EXERCISE PROMPT :: Reproduce the data below, switching each "x-tick-label" to "x-axis-label" and leaving every other character unchanged.

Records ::
____________
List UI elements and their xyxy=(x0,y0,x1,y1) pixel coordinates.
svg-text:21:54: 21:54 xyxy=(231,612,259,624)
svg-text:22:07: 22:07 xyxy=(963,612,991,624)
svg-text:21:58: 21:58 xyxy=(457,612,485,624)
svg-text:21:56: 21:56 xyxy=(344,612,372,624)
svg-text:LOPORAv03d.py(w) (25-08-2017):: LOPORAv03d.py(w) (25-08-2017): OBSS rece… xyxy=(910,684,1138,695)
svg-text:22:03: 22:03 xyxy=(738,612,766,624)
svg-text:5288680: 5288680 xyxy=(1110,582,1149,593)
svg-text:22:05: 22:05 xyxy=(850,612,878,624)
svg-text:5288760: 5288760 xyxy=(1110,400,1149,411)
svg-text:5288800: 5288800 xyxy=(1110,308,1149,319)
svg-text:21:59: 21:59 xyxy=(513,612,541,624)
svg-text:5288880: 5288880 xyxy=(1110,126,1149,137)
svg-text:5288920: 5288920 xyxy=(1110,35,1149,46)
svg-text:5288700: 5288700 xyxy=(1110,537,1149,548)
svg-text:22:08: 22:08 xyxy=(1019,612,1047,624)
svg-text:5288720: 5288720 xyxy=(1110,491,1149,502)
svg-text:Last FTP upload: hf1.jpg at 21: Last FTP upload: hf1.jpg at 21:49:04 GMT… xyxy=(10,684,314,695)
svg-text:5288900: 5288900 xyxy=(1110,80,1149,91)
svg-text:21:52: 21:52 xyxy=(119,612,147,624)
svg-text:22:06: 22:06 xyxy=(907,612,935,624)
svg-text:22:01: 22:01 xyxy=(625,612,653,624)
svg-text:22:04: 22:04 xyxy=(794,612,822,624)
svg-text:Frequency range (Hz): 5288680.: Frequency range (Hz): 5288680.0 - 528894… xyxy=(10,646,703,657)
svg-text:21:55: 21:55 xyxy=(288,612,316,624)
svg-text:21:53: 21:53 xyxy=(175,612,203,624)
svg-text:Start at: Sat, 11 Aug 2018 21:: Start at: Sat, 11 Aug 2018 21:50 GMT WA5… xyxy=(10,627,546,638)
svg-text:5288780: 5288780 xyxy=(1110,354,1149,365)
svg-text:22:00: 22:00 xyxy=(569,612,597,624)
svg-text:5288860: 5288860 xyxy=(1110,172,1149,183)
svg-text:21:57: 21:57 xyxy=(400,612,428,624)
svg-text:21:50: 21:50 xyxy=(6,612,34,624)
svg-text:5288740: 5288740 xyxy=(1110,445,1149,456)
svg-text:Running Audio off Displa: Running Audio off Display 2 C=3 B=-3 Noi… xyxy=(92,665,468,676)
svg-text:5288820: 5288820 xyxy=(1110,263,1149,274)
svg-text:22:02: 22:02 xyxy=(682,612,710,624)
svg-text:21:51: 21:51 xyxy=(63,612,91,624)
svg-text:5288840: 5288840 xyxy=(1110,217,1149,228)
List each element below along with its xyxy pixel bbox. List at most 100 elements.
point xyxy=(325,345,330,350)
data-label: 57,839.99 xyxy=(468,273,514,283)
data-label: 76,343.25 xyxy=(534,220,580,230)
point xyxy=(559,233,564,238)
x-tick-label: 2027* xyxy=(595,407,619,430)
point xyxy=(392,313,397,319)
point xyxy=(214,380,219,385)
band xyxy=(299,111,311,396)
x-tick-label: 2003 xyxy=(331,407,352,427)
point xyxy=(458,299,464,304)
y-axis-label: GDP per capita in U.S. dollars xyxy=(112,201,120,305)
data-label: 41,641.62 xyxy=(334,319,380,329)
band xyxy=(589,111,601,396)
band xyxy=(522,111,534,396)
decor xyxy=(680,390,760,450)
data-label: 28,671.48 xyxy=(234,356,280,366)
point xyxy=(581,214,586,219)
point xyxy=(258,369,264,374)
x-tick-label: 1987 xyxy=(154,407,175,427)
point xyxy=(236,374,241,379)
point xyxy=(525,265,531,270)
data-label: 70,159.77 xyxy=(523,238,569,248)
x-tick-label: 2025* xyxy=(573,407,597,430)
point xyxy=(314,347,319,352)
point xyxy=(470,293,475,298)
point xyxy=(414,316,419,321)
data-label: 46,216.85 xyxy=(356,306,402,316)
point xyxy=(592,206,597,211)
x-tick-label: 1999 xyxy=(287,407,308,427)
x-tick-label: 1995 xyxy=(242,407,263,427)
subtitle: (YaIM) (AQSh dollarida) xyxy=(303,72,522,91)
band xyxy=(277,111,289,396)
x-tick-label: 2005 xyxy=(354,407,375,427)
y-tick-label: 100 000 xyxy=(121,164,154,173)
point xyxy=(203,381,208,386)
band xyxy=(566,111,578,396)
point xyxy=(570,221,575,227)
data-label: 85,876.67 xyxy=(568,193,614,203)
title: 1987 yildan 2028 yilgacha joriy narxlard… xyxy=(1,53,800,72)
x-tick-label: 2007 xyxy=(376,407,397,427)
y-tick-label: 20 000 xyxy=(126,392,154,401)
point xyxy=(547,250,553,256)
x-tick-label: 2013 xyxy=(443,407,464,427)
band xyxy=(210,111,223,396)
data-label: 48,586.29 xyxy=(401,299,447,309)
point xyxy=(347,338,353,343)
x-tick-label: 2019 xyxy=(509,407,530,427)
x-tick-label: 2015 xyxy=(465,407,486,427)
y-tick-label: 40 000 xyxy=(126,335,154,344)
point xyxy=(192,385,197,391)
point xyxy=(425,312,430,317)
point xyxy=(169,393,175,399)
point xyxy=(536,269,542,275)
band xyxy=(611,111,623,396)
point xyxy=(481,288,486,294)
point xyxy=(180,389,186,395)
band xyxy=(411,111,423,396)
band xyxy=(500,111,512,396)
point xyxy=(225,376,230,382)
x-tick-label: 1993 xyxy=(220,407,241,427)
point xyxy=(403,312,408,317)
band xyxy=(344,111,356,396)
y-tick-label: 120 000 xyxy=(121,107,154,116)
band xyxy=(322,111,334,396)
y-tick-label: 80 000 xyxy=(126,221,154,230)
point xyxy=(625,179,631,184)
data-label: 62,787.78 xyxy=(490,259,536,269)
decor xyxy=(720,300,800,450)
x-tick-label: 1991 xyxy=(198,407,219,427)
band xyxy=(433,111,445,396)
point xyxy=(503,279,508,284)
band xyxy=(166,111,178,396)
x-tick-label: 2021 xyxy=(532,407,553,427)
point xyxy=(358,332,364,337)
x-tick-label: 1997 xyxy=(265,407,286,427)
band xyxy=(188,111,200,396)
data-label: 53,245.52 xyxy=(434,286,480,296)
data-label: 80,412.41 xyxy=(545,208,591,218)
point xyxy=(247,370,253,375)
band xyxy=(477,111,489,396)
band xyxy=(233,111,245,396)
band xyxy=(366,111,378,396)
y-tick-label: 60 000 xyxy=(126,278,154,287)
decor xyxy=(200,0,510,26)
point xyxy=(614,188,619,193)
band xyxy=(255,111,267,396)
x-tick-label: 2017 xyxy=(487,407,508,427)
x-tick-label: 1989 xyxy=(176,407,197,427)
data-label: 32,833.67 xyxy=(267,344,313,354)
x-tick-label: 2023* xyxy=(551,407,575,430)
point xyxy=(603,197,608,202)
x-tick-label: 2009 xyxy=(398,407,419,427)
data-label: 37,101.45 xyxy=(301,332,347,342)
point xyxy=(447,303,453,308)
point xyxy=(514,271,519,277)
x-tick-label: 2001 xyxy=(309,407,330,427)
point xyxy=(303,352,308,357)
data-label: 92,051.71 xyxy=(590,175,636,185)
____________
ANSWER TO THE EXERCISE ::
List UI elements and their xyxy=(x0,y0,x1,y1) pixel coordinates.
svg-text:21:54: 21:54 xyxy=(231,612,259,624)
svg-text:22:07: 22:07 xyxy=(963,612,991,624)
svg-text:21:58: 21:58 xyxy=(457,612,485,624)
svg-text:21:56: 21:56 xyxy=(344,612,372,624)
svg-text:LOPORAv03d.py(w) (25-08-2017):: LOPORAv03d.py(w) (25-08-2017): OBSS rece… xyxy=(910,684,1138,695)
svg-text:22:03: 22:03 xyxy=(738,612,766,624)
svg-text:5288680: 5288680 xyxy=(1110,582,1149,593)
svg-text:22:05: 22:05 xyxy=(850,612,878,624)
svg-text:5288760: 5288760 xyxy=(1110,400,1149,411)
svg-text:5288800: 5288800 xyxy=(1110,308,1149,319)
svg-text:21:59: 21:59 xyxy=(513,612,541,624)
svg-text:5288880: 5288880 xyxy=(1110,126,1149,137)
svg-text:5288920: 5288920 xyxy=(1110,35,1149,46)
svg-text:5288700: 5288700 xyxy=(1110,537,1149,548)
svg-text:22:08: 22:08 xyxy=(1019,612,1047,624)
svg-text:5288720: 5288720 xyxy=(1110,491,1149,502)
svg-text:Last FTP upload: hf1.jpg at 21: Last FTP upload: hf1.jpg at 21:49:04 GMT… xyxy=(10,684,314,695)
svg-text:5288900: 5288900 xyxy=(1110,80,1149,91)
svg-text:21:52: 21:52 xyxy=(119,612,147,624)
svg-text:22:06: 22:06 xyxy=(907,612,935,624)
svg-text:22:01: 22:01 xyxy=(625,612,653,624)
svg-text:22:04: 22:04 xyxy=(794,612,822,624)
svg-text:Frequency range (Hz): 5288680.: Frequency range (Hz): 5288680.0 - 528894… xyxy=(10,646,703,657)
svg-text:21:55: 21:55 xyxy=(288,612,316,624)
svg-text:21:53: 21:53 xyxy=(175,612,203,624)
svg-text:Start at: Sat, 11 Aug 2018 21:: Start at: Sat, 11 Aug 2018 21:50 GMT WA5… xyxy=(10,627,546,638)
svg-text:5288780: 5288780 xyxy=(1110,354,1149,365)
svg-text:22:00: 22:00 xyxy=(569,612,597,624)
svg-text:5288860: 5288860 xyxy=(1110,172,1149,183)
svg-text:21:57: 21:57 xyxy=(400,612,428,624)
svg-text:21:50: 21:50 xyxy=(6,612,34,624)
svg-text:5288740: 5288740 xyxy=(1110,445,1149,456)
svg-text:Running Audio off Displa: Running Audio off Display 2 C=3 B=-3 Noi… xyxy=(92,665,468,676)
svg-text:5288820: 5288820 xyxy=(1110,263,1149,274)
svg-text:22:02: 22:02 xyxy=(682,612,710,624)
svg-text:21:51: 21:51 xyxy=(63,612,91,624)
svg-text:5288840: 5288840 xyxy=(1110,217,1149,228)
List each element below along with its xyxy pixel bbox. List at most 100 elements.
point xyxy=(325,345,330,350)
data-label: 57,839.99 xyxy=(468,273,514,283)
data-label: 76,343.25 xyxy=(534,220,580,230)
point xyxy=(559,233,564,238)
x-axis-label: 2027* xyxy=(595,407,619,430)
point xyxy=(392,313,397,319)
point xyxy=(214,380,219,385)
band xyxy=(299,111,311,396)
x-axis-label: 2003 xyxy=(331,407,352,427)
point xyxy=(458,299,464,304)
y-axis-label: GDP per capita in U.S. dollars xyxy=(112,201,120,305)
data-label: 41,641.62 xyxy=(334,319,380,329)
band xyxy=(589,111,601,396)
band xyxy=(522,111,534,396)
decor xyxy=(680,390,760,450)
data-label: 28,671.48 xyxy=(234,356,280,366)
point xyxy=(581,214,586,219)
point xyxy=(258,369,264,374)
x-axis-label: 1987 xyxy=(154,407,175,427)
point xyxy=(236,374,241,379)
point xyxy=(525,265,531,270)
data-label: 70,159.77 xyxy=(523,238,569,248)
x-axis-label: 2025* xyxy=(573,407,597,430)
point xyxy=(314,347,319,352)
point xyxy=(470,293,475,298)
point xyxy=(414,316,419,321)
data-label: 46,216.85 xyxy=(356,306,402,316)
point xyxy=(592,206,597,211)
x-axis-label: 1999 xyxy=(287,407,308,427)
x-axis-label: 1995 xyxy=(242,407,263,427)
subtitle: (YaIM) (AQSh dollarida) xyxy=(303,72,522,91)
band xyxy=(277,111,289,396)
x-axis-label: 2005 xyxy=(354,407,375,427)
y-tick-label: 100 000 xyxy=(121,164,154,173)
point xyxy=(203,381,208,386)
band xyxy=(566,111,578,396)
point xyxy=(570,221,575,227)
data-label: 85,876.67 xyxy=(568,193,614,203)
title: 1987 yildan 2028 yilgacha joriy narxlard… xyxy=(1,53,800,72)
x-axis-label: 2007 xyxy=(376,407,397,427)
y-tick-label: 20 000 xyxy=(126,392,154,401)
point xyxy=(547,250,553,256)
x-axis-label: 2013 xyxy=(443,407,464,427)
band xyxy=(210,111,223,396)
data-label: 48,586.29 xyxy=(401,299,447,309)
point xyxy=(347,338,353,343)
x-axis-label: 2019 xyxy=(509,407,530,427)
x-axis-label: 2015 xyxy=(465,407,486,427)
y-tick-label: 40 000 xyxy=(126,335,154,344)
point xyxy=(192,385,197,391)
point xyxy=(425,312,430,317)
point xyxy=(169,393,175,399)
point xyxy=(536,269,542,275)
band xyxy=(611,111,623,396)
point xyxy=(481,288,486,294)
point xyxy=(180,389,186,395)
band xyxy=(411,111,423,396)
band xyxy=(500,111,512,396)
point xyxy=(225,376,230,382)
x-axis-label: 1993 xyxy=(220,407,241,427)
point xyxy=(403,312,408,317)
band xyxy=(344,111,356,396)
y-tick-label: 120 000 xyxy=(121,107,154,116)
band xyxy=(322,111,334,396)
y-tick-label: 80 000 xyxy=(126,221,154,230)
point xyxy=(625,179,631,184)
data-label: 62,787.78 xyxy=(490,259,536,269)
decor xyxy=(720,300,800,450)
x-axis-label: 1991 xyxy=(198,407,219,427)
band xyxy=(433,111,445,396)
point xyxy=(503,279,508,284)
band xyxy=(166,111,178,396)
x-axis-label: 2021 xyxy=(532,407,553,427)
point xyxy=(358,332,364,337)
x-axis-label: 1997 xyxy=(265,407,286,427)
band xyxy=(188,111,200,396)
data-label: 53,245.52 xyxy=(434,286,480,296)
data-label: 80,412.41 xyxy=(545,208,591,218)
point xyxy=(247,370,253,375)
band xyxy=(477,111,489,396)
band xyxy=(233,111,245,396)
band xyxy=(366,111,378,396)
y-tick-label: 60 000 xyxy=(126,278,154,287)
decor xyxy=(200,0,510,26)
point xyxy=(614,188,619,193)
band xyxy=(255,111,267,396)
x-axis-label: 2017 xyxy=(487,407,508,427)
x-axis-label: 1989 xyxy=(176,407,197,427)
data-label: 32,833.67 xyxy=(267,344,313,354)
x-axis-label: 2023* xyxy=(551,407,575,430)
point xyxy=(603,197,608,202)
x-axis-label: 2009 xyxy=(398,407,419,427)
data-label: 37,101.45 xyxy=(301,332,347,342)
point xyxy=(447,303,453,308)
point xyxy=(514,271,519,277)
x-axis-label: 2001 xyxy=(309,407,330,427)
point xyxy=(303,352,308,357)
data-label: 92,051.71 xyxy=(590,175,636,185)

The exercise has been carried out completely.